◆ **WHAT IS REQUIRED**: Output each entry that follows exactly. Images stay out.

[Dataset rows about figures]
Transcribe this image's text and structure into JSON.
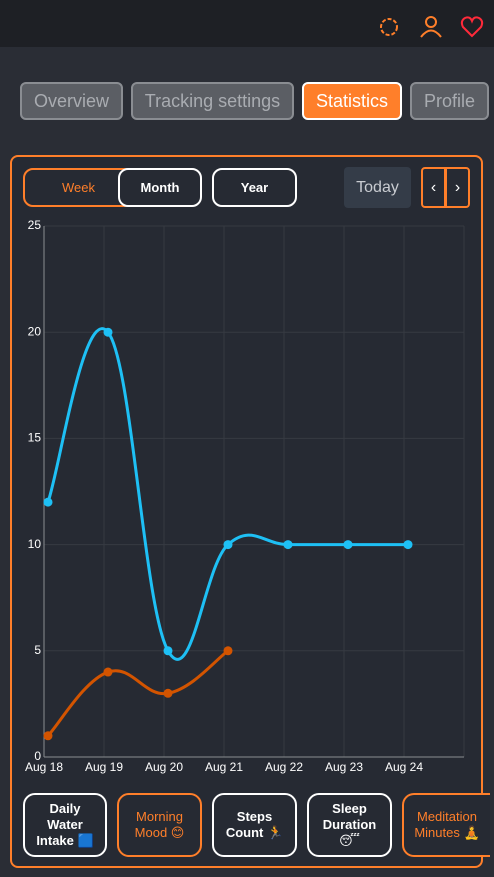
{
  "tabs": [
    "Overview",
    "Tracking settings",
    "Statistics",
    "Profile"
  ],
  "period_buttons": [
    "Week",
    "Month",
    "Year"
  ],
  "today_button": "Today",
  "nav_buttons": [
    "‹",
    "›"
  ],
  "metrics": [
    "Daily Water Intake 🟦",
    "Morning Mood 😊",
    "Steps Count 🏃",
    "Sleep Duration 😴",
    "Meditation Minutes 🧘"
  ],
  "chart_data": {
    "type": "line",
    "categories": [
      "Aug 18",
      "Aug 19",
      "Aug 20",
      "Aug 21",
      "Aug 22",
      "Aug 23",
      "Aug 24"
    ],
    "series": [
      {
        "name": "Daily Water Intake",
        "color": "#1ec0f5",
        "values": [
          12,
          20,
          5,
          10,
          10,
          10,
          10
        ]
      },
      {
        "name": "Morning Mood",
        "color": "#d35400",
        "values": [
          1,
          4,
          3,
          5,
          null,
          null,
          null
        ]
      }
    ],
    "ylim": [
      0,
      25
    ],
    "yticks": [
      0,
      5,
      10,
      15,
      20,
      25
    ],
    "grid": true
  }
}
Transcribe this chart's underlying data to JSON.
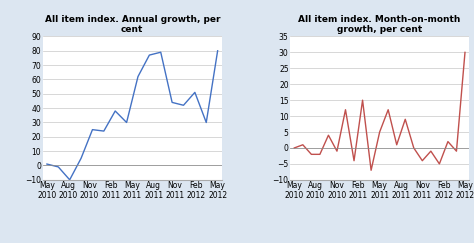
{
  "left_title": "All item index. Annual growth, per\ncent",
  "right_title": "All item index. Month-on-month\ngrowth, per cent",
  "x_labels": [
    "May\n2010",
    "Aug\n2010",
    "Nov\n2010",
    "Feb\n2011",
    "May\n2011",
    "Aug\n2011",
    "Nov\n2011",
    "Feb\n2012",
    "May\n2012"
  ],
  "left_data": [
    1,
    -1,
    -10,
    5,
    25,
    24,
    38,
    30,
    62,
    77,
    79,
    44,
    42,
    51,
    30,
    80
  ],
  "right_data": [
    0,
    1,
    -2,
    -2,
    4,
    -1,
    12,
    -4,
    15,
    -7,
    5,
    12,
    1,
    9,
    0,
    -4,
    -1,
    -5,
    2,
    -1,
    30
  ],
  "left_ylim": [
    -10,
    90
  ],
  "right_ylim": [
    -10,
    35
  ],
  "left_yticks": [
    -10,
    0,
    10,
    20,
    30,
    40,
    50,
    60,
    70,
    80,
    90
  ],
  "right_yticks": [
    -10,
    -5,
    0,
    5,
    10,
    15,
    20,
    25,
    30,
    35
  ],
  "left_color": "#4472c4",
  "right_color": "#c0504d",
  "fig_bg_color": "#dce6f1",
  "plot_bg_color": "#ffffff",
  "grid_color": "#c8c8c8",
  "tick_label_fontsize": 5.5,
  "title_fontsize": 6.5
}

◆ **WORKED ANSWER**:
Transcribe this image's text and structure into JSON.
{
  "tabs": [
    "Overview",
    "Tracking settings",
    "Statistics",
    "Profile"
  ],
  "period_buttons": [
    "Week",
    "Month",
    "Year"
  ],
  "today_button": "Today",
  "nav_buttons": [
    "‹",
    "›"
  ],
  "metrics": [
    "Daily Water Intake 🟦",
    "Morning Mood 😊",
    "Steps Count 🏃",
    "Sleep Duration 😴",
    "Meditation Minutes 🧘"
  ],
  "chart_data": {
    "type": "line",
    "categories": [
      "Aug 18",
      "Aug 19",
      "Aug 20",
      "Aug 21",
      "Aug 22",
      "Aug 23",
      "Aug 24"
    ],
    "series": [
      {
        "name": "Daily Water Intake",
        "color": "#1ec0f5",
        "values": [
          12,
          20,
          5,
          10,
          10,
          10,
          10
        ]
      },
      {
        "name": "Morning Mood",
        "color": "#d35400",
        "values": [
          1,
          4,
          3,
          5,
          null,
          null,
          null
        ]
      }
    ],
    "ylim": [
      0,
      25
    ],
    "yticks": [
      0,
      5,
      10,
      15,
      20,
      25
    ],
    "grid": true
  }
}
Transcribe this chart's underlying data to JSON.
{
  "left_title": "All item index. Annual growth, per\ncent",
  "right_title": "All item index. Month-on-month\ngrowth, per cent",
  "x_labels": [
    "May\n2010",
    "Aug\n2010",
    "Nov\n2010",
    "Feb\n2011",
    "May\n2011",
    "Aug\n2011",
    "Nov\n2011",
    "Feb\n2012",
    "May\n2012"
  ],
  "left_data": [
    1,
    -1,
    -10,
    5,
    25,
    24,
    38,
    30,
    62,
    77,
    79,
    44,
    42,
    51,
    30,
    80
  ],
  "right_data": [
    0,
    1,
    -2,
    -2,
    4,
    -1,
    12,
    -4,
    15,
    -7,
    5,
    12,
    1,
    9,
    0,
    -4,
    -1,
    -5,
    2,
    -1,
    30
  ],
  "left_ylim": [
    -10,
    90
  ],
  "right_ylim": [
    -10,
    35
  ],
  "left_yticks": [
    -10,
    0,
    10,
    20,
    30,
    40,
    50,
    60,
    70,
    80,
    90
  ],
  "right_yticks": [
    -10,
    -5,
    0,
    5,
    10,
    15,
    20,
    25,
    30,
    35
  ],
  "left_color": "#4472c4",
  "right_color": "#c0504d",
  "fig_bg_color": "#dce6f1",
  "plot_bg_color": "#ffffff",
  "grid_color": "#c8c8c8",
  "tick_label_fontsize": 5.5,
  "title_fontsize": 6.5
}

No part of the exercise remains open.